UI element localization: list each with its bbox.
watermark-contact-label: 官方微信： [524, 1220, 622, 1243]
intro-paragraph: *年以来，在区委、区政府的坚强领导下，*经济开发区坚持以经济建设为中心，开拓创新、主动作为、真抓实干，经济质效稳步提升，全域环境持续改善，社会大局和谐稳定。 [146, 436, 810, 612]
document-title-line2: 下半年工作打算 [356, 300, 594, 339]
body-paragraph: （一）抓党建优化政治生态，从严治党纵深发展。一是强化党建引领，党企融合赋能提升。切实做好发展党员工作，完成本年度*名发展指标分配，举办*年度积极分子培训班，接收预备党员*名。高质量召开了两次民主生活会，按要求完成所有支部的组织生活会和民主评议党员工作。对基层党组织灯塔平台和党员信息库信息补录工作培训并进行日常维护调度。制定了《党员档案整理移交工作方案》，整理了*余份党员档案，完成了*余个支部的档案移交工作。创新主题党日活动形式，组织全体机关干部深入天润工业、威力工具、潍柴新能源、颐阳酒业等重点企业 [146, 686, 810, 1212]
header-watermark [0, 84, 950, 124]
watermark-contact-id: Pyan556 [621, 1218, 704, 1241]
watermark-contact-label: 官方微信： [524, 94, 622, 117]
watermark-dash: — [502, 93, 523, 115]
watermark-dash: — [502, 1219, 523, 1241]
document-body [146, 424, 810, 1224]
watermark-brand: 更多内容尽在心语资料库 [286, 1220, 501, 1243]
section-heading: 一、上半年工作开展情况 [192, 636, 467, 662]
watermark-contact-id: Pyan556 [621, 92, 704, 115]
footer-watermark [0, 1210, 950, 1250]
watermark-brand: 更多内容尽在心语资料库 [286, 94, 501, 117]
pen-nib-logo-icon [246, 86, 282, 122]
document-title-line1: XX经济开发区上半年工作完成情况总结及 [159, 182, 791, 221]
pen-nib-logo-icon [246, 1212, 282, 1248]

..........

Return every line of the items above word for word.

• WRITTEN SOLUTION
UI element localization: list each with its bbox.
watermark-contact-label: 官方微信： [524, 1220, 622, 1243]
intro-paragraph: *年以来，在区委、区政府的坚强领导下，*经济开发区坚持以经济建设为中心，开拓创新、主动作为、真抓实干，经济质效稳步提升，全域环境持续改善，社会大局和谐稳定。 [146, 436, 810, 612]
document-title-line2: 下半年工作打算 [356, 300, 594, 339]
body-paragraph: （一）抓党建优化政治生态，从严治党纵深发展。一是强化党建引领，党企融合赋能提升。切实做好发展党员工作，完成本年度*名发展指标分配，举办*年度积极分子培训班，接收预备党员*名。高质量召开了两次民主生活会，按要求完成所有支部的组织生活会和民主评议党员工作。对基层党组织灯塔平台和党员信息库信息补录工作培训并进行日常维护调度。制定了《党员档案整理移交工作方案》，整理了*余份党员档案，完成了*余个支部的档案移交工作。创新主题党日活动形式，组织全体机关干部深入天润工业、威力工具、潍柴新能源、颐阳酒业等重点企业 [146, 686, 810, 1212]
header-watermark [0, 84, 950, 124]
watermark-contact-id: Pyan556 [621, 1218, 704, 1241]
watermark-contact-label: 官方微信： [524, 94, 622, 117]
watermark-dash: — [502, 93, 523, 115]
watermark-dash: — [502, 1219, 523, 1241]
document-body [146, 424, 810, 1224]
watermark-brand: 更多内容尽在心语资料库 [286, 1220, 501, 1243]
section-heading: 一、上半年工作开展情况 [192, 636, 467, 662]
watermark-contact-id: Pyan556 [621, 92, 704, 115]
footer-watermark [0, 1210, 950, 1250]
watermark-brand: 更多内容尽在心语资料库 [286, 94, 501, 117]
pen-nib-logo-icon [246, 86, 282, 122]
document-title-line1: XX经济开发区上半年工作完成情况总结及 [159, 182, 791, 221]
pen-nib-logo-icon [246, 1212, 282, 1248]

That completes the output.